REQUIRED WORK: All of the data that follows should be retyped exactly, please, except the pictures.

=== SUPPLIED INFORMATION ===

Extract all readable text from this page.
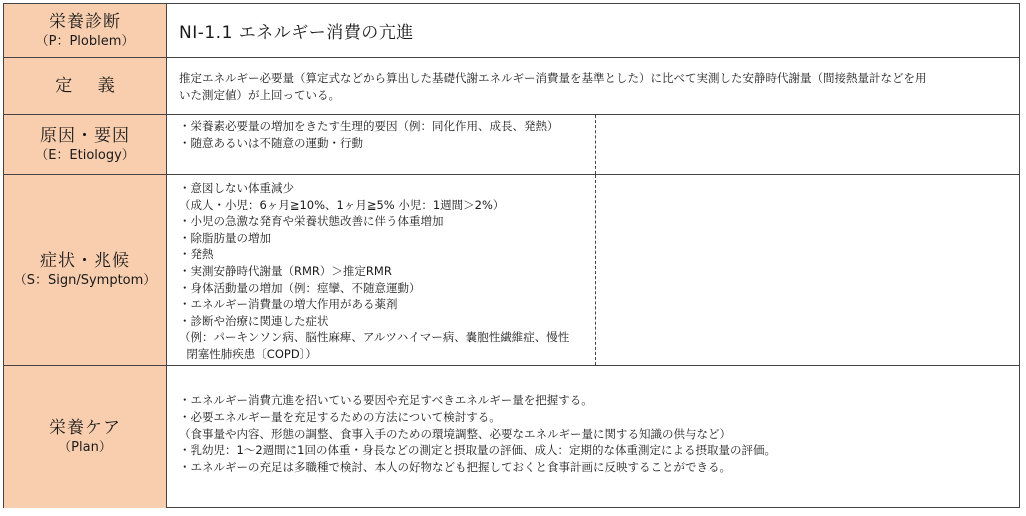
栄養診断
（P：Ploblem）	NI-1.1 エネルギー消費の亢進
定 義	推定エネルギー必要量（算定式などから算出した基礎代謝エネルギー消費量を基準とした）に比べて実測した安静時代謝量（間接熱量計などを用
いた測定値）が上回っている。
原因・要因
（E：Etiology）
・栄養素必要量の増加をきたす生理的要因（例：同化作用、成長、発熱）
・随意あるいは不随意の運動・行動
症状・兆候
（S：Sign/Symptom）
・意図しない体重減少
（成人・小児：6ヶ月≧10%、1ヶ月≧5% 小児：1週間＞2%）
・小児の急激な発育や栄養状態改善に伴う体重増加
・除脂肪量の増加
・発熱
・実測安静時代謝量（RMR）＞推定RMR
・身体活動量の増加（例：痙攣、不随意運動）
・エネルギー消費量の増大作用がある薬剤
・診断や治療に関連した症状
（例：パーキンソン病、脳性麻痺、アルツハイマー病、嚢胞性繊維症、慢性
閉塞性肺疾患〔COPD〕）
栄養ケア
（Plan）
・エネルギー消費亢進を招いている要因や充足すべきエネルギー量を把握する。
・必要エネルギー量を充足するための方法について検討する。
（食事量や内容、形態の調整、食事入手のための環境調整、必要なエネルギー量に関する知識の供与など）
・乳幼児：1～2週間に1回の体重・身長などの測定と摂取量の評価、成人：定期的な体重測定による摂取量の評価。
・エネルギーの充足は多職種で検討、本人の好物なども把握しておくと食事計画に反映することができる。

===

FINISHED EXERCISE:
Extract all readable text from this page.
栄養診断
（P：Ploblem）	NI-1.1 エネルギー消費の亢進
定 義	推定エネルギー必要量（算定式などから算出した基礎代謝エネルギー消費量を基準とした）に比べて実測した安静時代謝量（間接熱量計などを用
いた測定値）が上回っている。
原因・要因
（E：Etiology）
・栄養素必要量の増加をきたす生理的要因（例：同化作用、成長、発熱）
・随意あるいは不随意の運動・行動
症状・兆候
（S：Sign/Symptom）
・意図しない体重減少
（成人・小児：6ヶ月≧10%、1ヶ月≧5% 小児：1週間＞2%）
・小児の急激な発育や栄養状態改善に伴う体重増加
・除脂肪量の増加
・発熱
・実測安静時代謝量（RMR）＞推定RMR
・身体活動量の増加（例：痙攣、不随意運動）
・エネルギー消費量の増大作用がある薬剤
・診断や治療に関連した症状
（例：パーキンソン病、脳性麻痺、アルツハイマー病、嚢胞性繊維症、慢性
閉塞性肺疾患〔COPD〕）
栄養ケア
（Plan）
・エネルギー消費亢進を招いている要因や充足すべきエネルギー量を把握する。
・必要エネルギー量を充足するための方法について検討する。
（食事量や内容、形態の調整、食事入手のための環境調整、必要なエネルギー量に関する知識の供与など）
・乳幼児：1～2週間に1回の体重・身長などの測定と摂取量の評価、成人：定期的な体重測定による摂取量の評価。
・エネルギーの充足は多職種で検討、本人の好物なども把握しておくと食事計画に反映することができる。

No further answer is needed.